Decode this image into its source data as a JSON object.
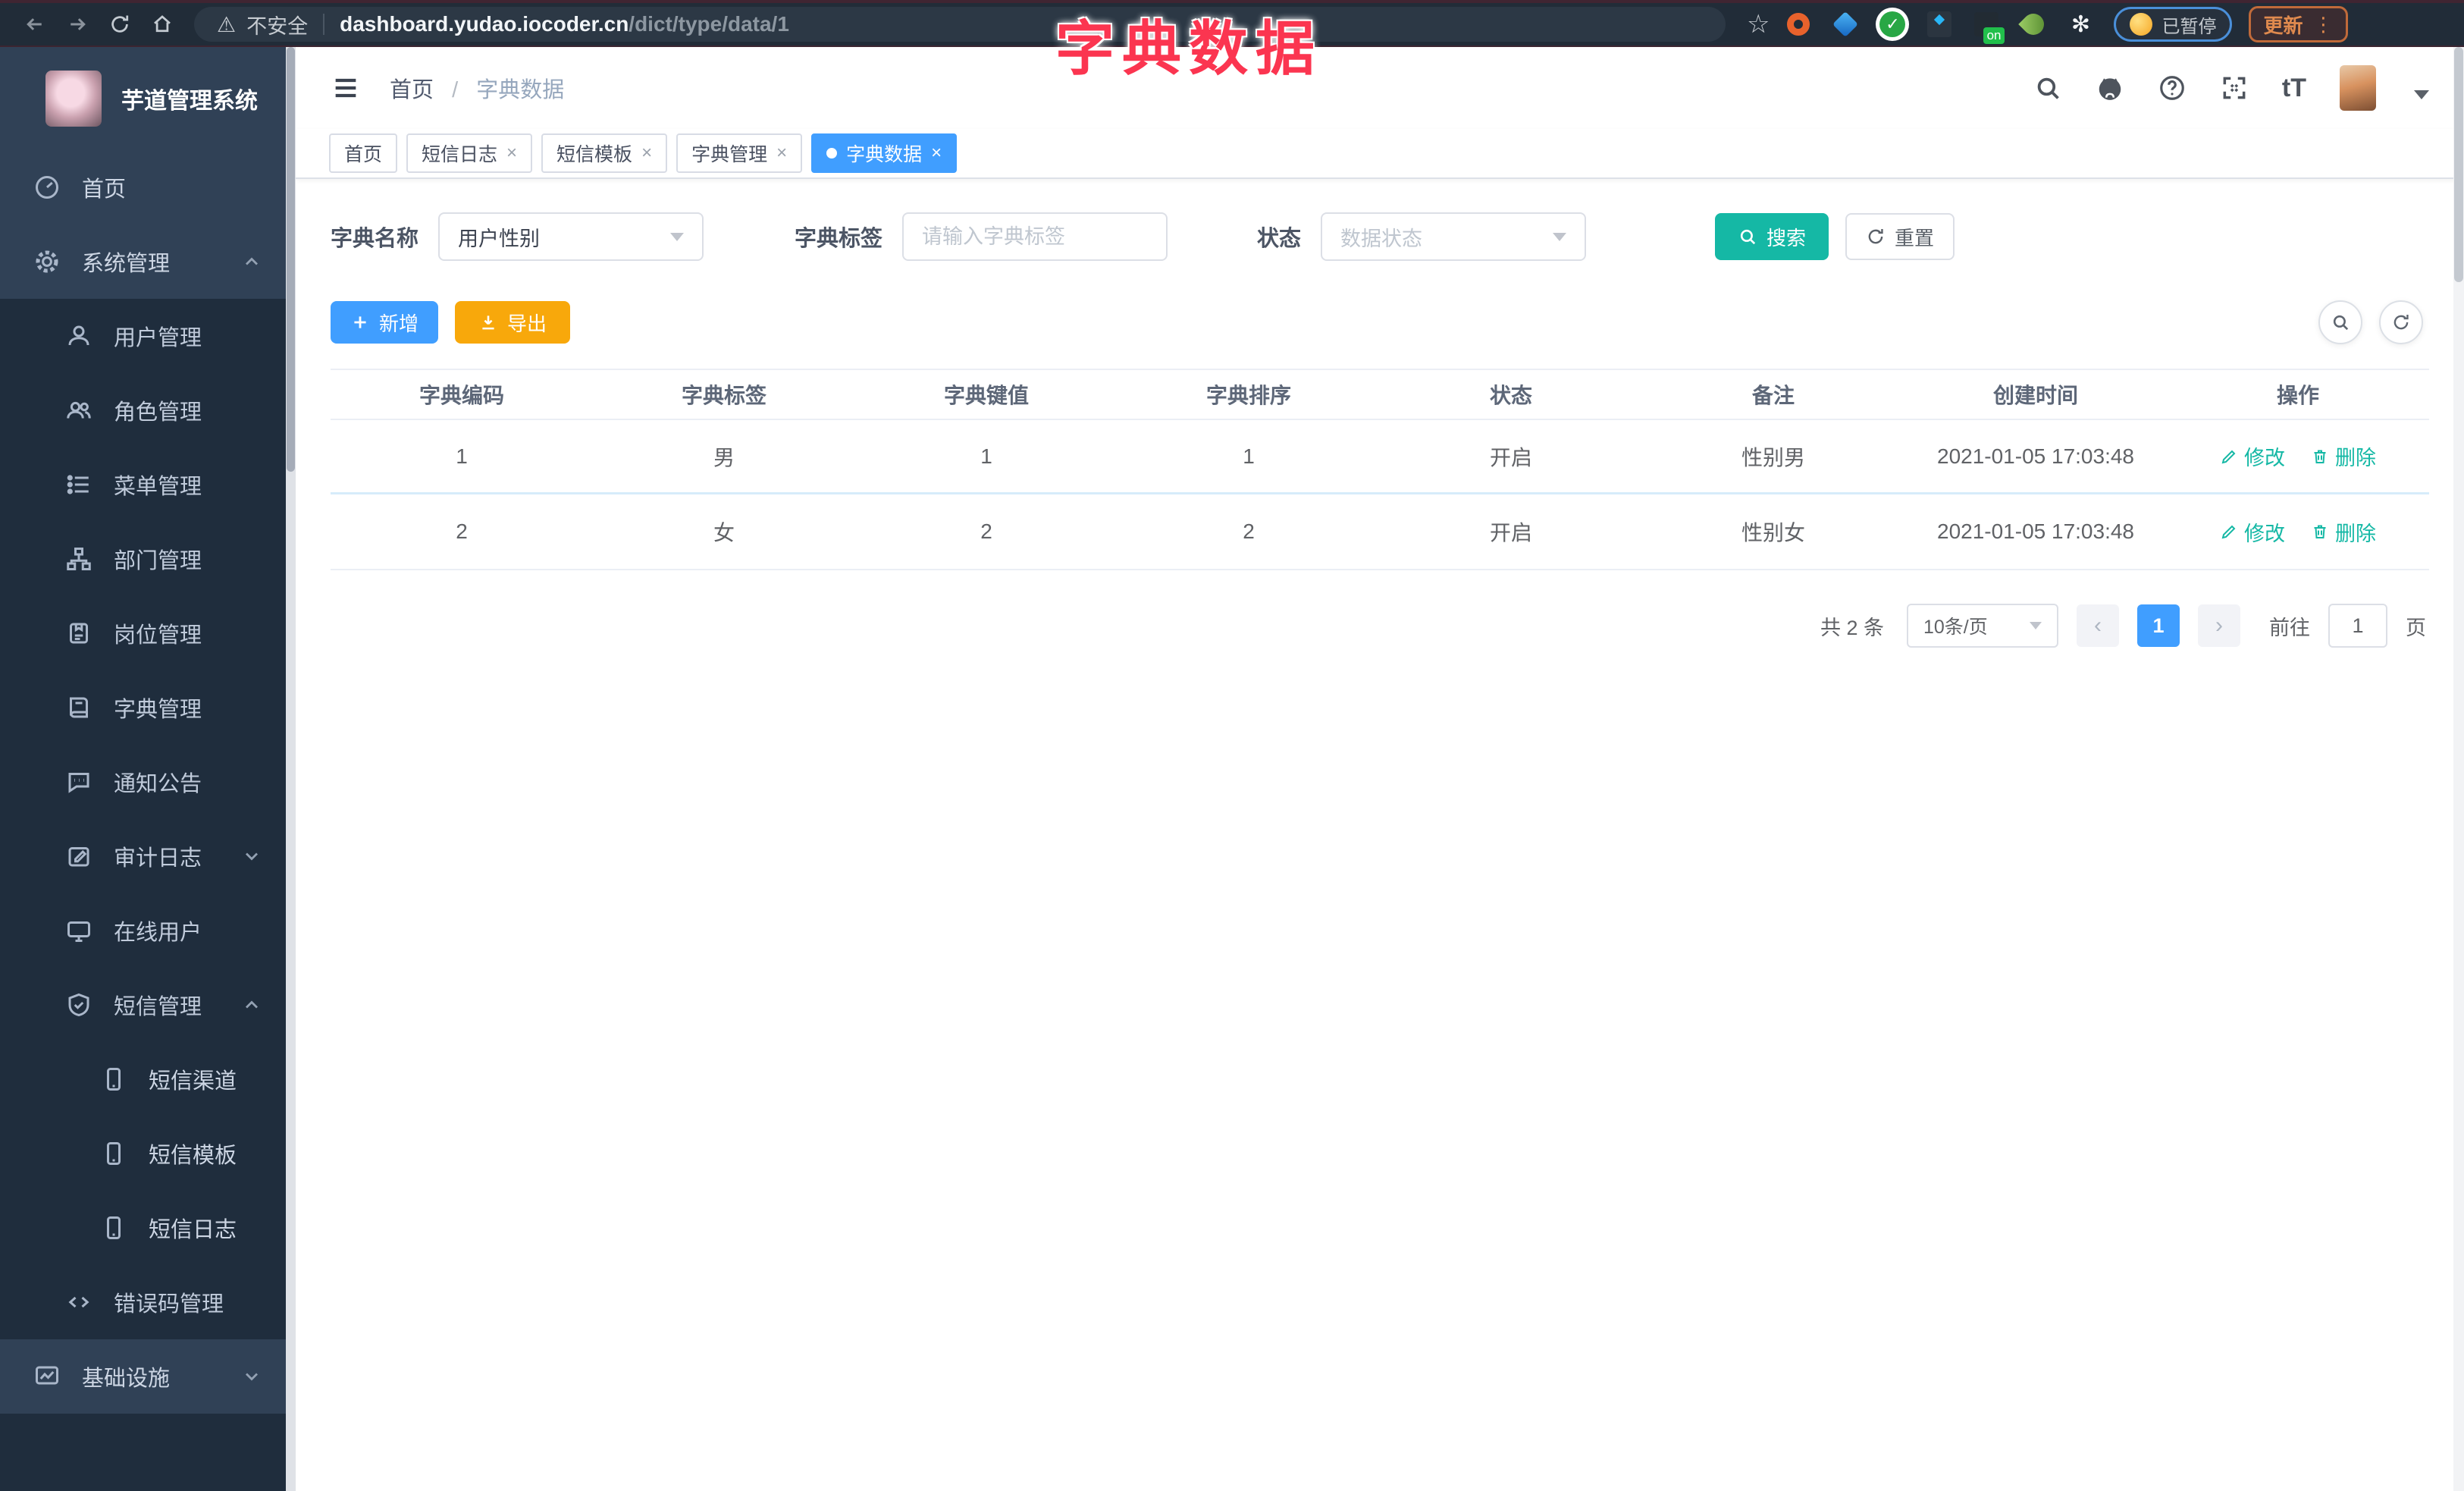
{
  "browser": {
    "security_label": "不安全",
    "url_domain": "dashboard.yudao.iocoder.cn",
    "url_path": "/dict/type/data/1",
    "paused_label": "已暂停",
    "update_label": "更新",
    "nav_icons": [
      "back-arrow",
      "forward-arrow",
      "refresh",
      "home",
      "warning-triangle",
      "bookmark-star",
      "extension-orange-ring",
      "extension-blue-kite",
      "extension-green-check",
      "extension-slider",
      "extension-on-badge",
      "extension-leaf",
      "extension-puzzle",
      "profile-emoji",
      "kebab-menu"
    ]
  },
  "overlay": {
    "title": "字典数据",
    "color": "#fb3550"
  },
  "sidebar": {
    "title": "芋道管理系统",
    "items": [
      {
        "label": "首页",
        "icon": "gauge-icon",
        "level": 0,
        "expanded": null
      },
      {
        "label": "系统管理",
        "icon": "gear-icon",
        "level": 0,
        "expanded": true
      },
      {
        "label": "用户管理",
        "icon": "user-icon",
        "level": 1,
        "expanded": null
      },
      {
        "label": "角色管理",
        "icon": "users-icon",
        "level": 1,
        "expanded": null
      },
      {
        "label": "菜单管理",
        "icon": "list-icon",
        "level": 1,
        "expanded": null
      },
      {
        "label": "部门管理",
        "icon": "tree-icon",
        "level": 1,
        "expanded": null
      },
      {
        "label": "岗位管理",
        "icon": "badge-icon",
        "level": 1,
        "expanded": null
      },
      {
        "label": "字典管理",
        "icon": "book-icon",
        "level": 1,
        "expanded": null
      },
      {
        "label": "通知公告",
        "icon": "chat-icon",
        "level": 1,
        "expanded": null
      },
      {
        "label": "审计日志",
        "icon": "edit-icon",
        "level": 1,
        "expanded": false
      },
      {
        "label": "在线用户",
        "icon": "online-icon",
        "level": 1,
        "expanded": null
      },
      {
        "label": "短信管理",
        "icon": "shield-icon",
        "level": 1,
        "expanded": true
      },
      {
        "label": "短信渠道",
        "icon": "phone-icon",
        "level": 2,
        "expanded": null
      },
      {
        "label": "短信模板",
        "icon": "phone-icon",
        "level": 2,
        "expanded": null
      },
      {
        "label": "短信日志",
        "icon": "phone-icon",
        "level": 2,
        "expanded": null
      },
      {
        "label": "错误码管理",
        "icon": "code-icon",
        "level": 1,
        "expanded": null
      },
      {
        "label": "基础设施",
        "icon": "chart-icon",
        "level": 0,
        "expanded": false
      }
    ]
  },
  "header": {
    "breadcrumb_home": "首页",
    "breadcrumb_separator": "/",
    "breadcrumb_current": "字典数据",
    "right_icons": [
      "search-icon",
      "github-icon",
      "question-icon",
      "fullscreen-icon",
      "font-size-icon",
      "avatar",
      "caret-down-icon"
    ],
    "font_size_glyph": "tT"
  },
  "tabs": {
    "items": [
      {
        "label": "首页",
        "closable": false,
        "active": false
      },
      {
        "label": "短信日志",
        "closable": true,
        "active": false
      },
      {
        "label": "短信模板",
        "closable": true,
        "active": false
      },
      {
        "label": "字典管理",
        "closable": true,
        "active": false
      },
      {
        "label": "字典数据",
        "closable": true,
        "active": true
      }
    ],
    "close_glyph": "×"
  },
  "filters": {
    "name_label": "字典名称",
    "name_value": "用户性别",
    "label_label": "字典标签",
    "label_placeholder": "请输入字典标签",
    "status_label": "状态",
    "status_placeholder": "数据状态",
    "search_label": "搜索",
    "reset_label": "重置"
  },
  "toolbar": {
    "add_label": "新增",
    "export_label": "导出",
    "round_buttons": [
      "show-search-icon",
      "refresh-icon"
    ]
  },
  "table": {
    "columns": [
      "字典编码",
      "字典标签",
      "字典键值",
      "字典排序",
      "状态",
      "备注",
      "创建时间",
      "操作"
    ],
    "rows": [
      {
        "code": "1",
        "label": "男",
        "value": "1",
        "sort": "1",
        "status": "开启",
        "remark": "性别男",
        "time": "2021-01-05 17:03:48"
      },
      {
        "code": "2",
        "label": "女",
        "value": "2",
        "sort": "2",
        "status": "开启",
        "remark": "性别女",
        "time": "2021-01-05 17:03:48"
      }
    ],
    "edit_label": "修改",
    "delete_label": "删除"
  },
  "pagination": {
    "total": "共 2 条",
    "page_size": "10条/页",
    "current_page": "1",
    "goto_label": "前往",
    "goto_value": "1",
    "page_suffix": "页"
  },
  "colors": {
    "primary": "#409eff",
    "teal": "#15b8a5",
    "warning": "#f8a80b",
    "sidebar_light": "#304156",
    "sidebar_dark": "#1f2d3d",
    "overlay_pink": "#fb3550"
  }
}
....
TASK PROMPT:
Retype each line of the listing above word for word. Exclude the pictures.

THE RESULT:
Decode this image into its source data as a JSON object.
{
  "browser": {
    "security_label": "不安全",
    "url_domain": "dashboard.yudao.iocoder.cn",
    "url_path": "/dict/type/data/1",
    "paused_label": "已暂停",
    "update_label": "更新",
    "nav_icons": [
      "back-arrow",
      "forward-arrow",
      "refresh",
      "home",
      "warning-triangle",
      "bookmark-star",
      "extension-orange-ring",
      "extension-blue-kite",
      "extension-green-check",
      "extension-slider",
      "extension-on-badge",
      "extension-leaf",
      "extension-puzzle",
      "profile-emoji",
      "kebab-menu"
    ]
  },
  "overlay": {
    "title": "字典数据",
    "color": "#fb3550"
  },
  "sidebar": {
    "title": "芋道管理系统",
    "items": [
      {
        "label": "首页",
        "icon": "gauge-icon",
        "level": 0,
        "expanded": null
      },
      {
        "label": "系统管理",
        "icon": "gear-icon",
        "level": 0,
        "expanded": true
      },
      {
        "label": "用户管理",
        "icon": "user-icon",
        "level": 1,
        "expanded": null
      },
      {
        "label": "角色管理",
        "icon": "users-icon",
        "level": 1,
        "expanded": null
      },
      {
        "label": "菜单管理",
        "icon": "list-icon",
        "level": 1,
        "expanded": null
      },
      {
        "label": "部门管理",
        "icon": "tree-icon",
        "level": 1,
        "expanded": null
      },
      {
        "label": "岗位管理",
        "icon": "badge-icon",
        "level": 1,
        "expanded": null
      },
      {
        "label": "字典管理",
        "icon": "book-icon",
        "level": 1,
        "expanded": null
      },
      {
        "label": "通知公告",
        "icon": "chat-icon",
        "level": 1,
        "expanded": null
      },
      {
        "label": "审计日志",
        "icon": "edit-icon",
        "level": 1,
        "expanded": false
      },
      {
        "label": "在线用户",
        "icon": "online-icon",
        "level": 1,
        "expanded": null
      },
      {
        "label": "短信管理",
        "icon": "shield-icon",
        "level": 1,
        "expanded": true
      },
      {
        "label": "短信渠道",
        "icon": "phone-icon",
        "level": 2,
        "expanded": null
      },
      {
        "label": "短信模板",
        "icon": "phone-icon",
        "level": 2,
        "expanded": null
      },
      {
        "label": "短信日志",
        "icon": "phone-icon",
        "level": 2,
        "expanded": null
      },
      {
        "label": "错误码管理",
        "icon": "code-icon",
        "level": 1,
        "expanded": null
      },
      {
        "label": "基础设施",
        "icon": "chart-icon",
        "level": 0,
        "expanded": false
      }
    ]
  },
  "header": {
    "breadcrumb_home": "首页",
    "breadcrumb_separator": "/",
    "breadcrumb_current": "字典数据",
    "right_icons": [
      "search-icon",
      "github-icon",
      "question-icon",
      "fullscreen-icon",
      "font-size-icon",
      "avatar",
      "caret-down-icon"
    ],
    "font_size_glyph": "tT"
  },
  "tabs": {
    "items": [
      {
        "label": "首页",
        "closable": false,
        "active": false
      },
      {
        "label": "短信日志",
        "closable": true,
        "active": false
      },
      {
        "label": "短信模板",
        "closable": true,
        "active": false
      },
      {
        "label": "字典管理",
        "closable": true,
        "active": false
      },
      {
        "label": "字典数据",
        "closable": true,
        "active": true
      }
    ],
    "close_glyph": "×"
  },
  "filters": {
    "name_label": "字典名称",
    "name_value": "用户性别",
    "label_label": "字典标签",
    "label_placeholder": "请输入字典标签",
    "status_label": "状态",
    "status_placeholder": "数据状态",
    "search_label": "搜索",
    "reset_label": "重置"
  },
  "toolbar": {
    "add_label": "新增",
    "export_label": "导出",
    "round_buttons": [
      "show-search-icon",
      "refresh-icon"
    ]
  },
  "table": {
    "columns": [
      "字典编码",
      "字典标签",
      "字典键值",
      "字典排序",
      "状态",
      "备注",
      "创建时间",
      "操作"
    ],
    "rows": [
      {
        "code": "1",
        "label": "男",
        "value": "1",
        "sort": "1",
        "status": "开启",
        "remark": "性别男",
        "time": "2021-01-05 17:03:48"
      },
      {
        "code": "2",
        "label": "女",
        "value": "2",
        "sort": "2",
        "status": "开启",
        "remark": "性别女",
        "time": "2021-01-05 17:03:48"
      }
    ],
    "edit_label": "修改",
    "delete_label": "删除"
  },
  "pagination": {
    "total": "共 2 条",
    "page_size": "10条/页",
    "current_page": "1",
    "goto_label": "前往",
    "goto_value": "1",
    "page_suffix": "页"
  },
  "colors": {
    "primary": "#409eff",
    "teal": "#15b8a5",
    "warning": "#f8a80b",
    "sidebar_light": "#304156",
    "sidebar_dark": "#1f2d3d",
    "overlay_pink": "#fb3550"
  }
}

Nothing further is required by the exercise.